§ **Work instructions**
Output all of the entries below precisely as written.

§ **Provided data**
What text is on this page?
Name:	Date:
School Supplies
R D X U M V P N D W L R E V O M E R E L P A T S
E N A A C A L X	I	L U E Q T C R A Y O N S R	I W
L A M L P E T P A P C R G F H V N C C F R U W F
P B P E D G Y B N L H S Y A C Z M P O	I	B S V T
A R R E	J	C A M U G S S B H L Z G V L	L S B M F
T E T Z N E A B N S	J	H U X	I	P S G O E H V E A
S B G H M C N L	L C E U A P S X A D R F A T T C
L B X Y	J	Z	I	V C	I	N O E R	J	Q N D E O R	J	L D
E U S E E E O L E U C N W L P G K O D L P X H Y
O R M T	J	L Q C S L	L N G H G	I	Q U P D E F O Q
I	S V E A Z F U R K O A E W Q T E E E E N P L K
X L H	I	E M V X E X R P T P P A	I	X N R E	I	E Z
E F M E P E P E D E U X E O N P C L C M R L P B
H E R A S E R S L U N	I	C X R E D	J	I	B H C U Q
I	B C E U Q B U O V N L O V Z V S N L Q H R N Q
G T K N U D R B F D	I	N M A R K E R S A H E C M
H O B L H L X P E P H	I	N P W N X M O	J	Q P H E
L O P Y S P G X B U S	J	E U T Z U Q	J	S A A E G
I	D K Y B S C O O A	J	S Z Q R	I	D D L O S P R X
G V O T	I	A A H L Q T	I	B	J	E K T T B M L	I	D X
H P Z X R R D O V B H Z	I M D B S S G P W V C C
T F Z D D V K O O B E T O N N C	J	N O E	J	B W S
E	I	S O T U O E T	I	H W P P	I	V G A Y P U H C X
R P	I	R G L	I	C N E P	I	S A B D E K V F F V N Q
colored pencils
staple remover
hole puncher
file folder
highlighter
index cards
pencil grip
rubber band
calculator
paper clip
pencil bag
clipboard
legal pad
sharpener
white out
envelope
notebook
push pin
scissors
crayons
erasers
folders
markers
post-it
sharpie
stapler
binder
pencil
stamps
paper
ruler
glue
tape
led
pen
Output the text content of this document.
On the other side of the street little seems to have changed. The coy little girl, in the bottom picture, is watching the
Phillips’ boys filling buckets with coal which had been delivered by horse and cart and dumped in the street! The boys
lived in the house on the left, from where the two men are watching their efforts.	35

§ **Written solution**
What text is on this page?
Name:	Date:
School Supplies
R D X U M V P N D W L R E V O M E R E L P A T S
E N A A C A L X	I	L U E Q T C R A Y O N S R	I W
L A M L P E T P A P C R G F H V N C C F R U W F
P B P E D G Y B N L H S Y A C Z M P O	I	B S V T
A R R E	J	C A M U G S S B H L Z G V L	L S B M F
T E T Z N E A B N S	J	H U X	I	P S G O E H V E A
S B G H M C N L	L C E U A P S X A D R F A T T C
L B X Y	J	Z	I	V C	I	N O E R	J	Q N D E O R	J	L D
E U S E E E O L E U C N W L P G K O D L P X H Y
O R M T	J	L Q C S L	L N G H G	I	Q U P D E F O Q
I	S V E A Z F U R K O A E W Q T E E E E N P L K
X L H	I	E M V X E X R P T P P A	I	X N R E	I	E Z
E F M E P E P E D E U X E O N P C L C M R L P B
H E R A S E R S L U N	I	C X R E D	J	I	B H C U Q
I	B C E U Q B U O V N L O V Z V S N L Q H R N Q
G T K N U D R B F D	I	N M A R K E R S A H E C M
H O B L H L X P E P H	I	N P W N X M O	J	Q P H E
L O P Y S P G X B U S	J	E U T Z U Q	J	S A A E G
I	D K Y B S C O O A	J	S Z Q R	I	D D L O S P R X
G V O T	I	A A H L Q T	I	B	J	E K T T B M L	I	D X
H P Z X R R D O V B H Z	I M D B S S G P W V C C
T F Z D D V K O O B E T O N N C	J	N O E	J	B W S
E	I	S O T U O E T	I	H W P P	I	V G A Y P U H C X
R P	I	R G L	I	C N E P	I	S A B D E K V F F V N Q
colored pencils
staple remover
hole puncher
file folder
highlighter
index cards
pencil grip
rubber band
calculator
paper clip
pencil bag
clipboard
legal pad
sharpener
white out
envelope
notebook
push pin
scissors
crayons
erasers
folders
markers
post-it
sharpie
stapler
binder
pencil
stamps
paper
ruler
glue
tape
led
pen
Output the text content of this document.
On the other side of the street little seems to have changed. The coy little girl, in the bottom picture, is watching the
Phillips’ boys filling buckets with coal which had been delivered by horse and cart and dumped in the street! The boys
lived in the house on the left, from where the two men are watching their efforts.	35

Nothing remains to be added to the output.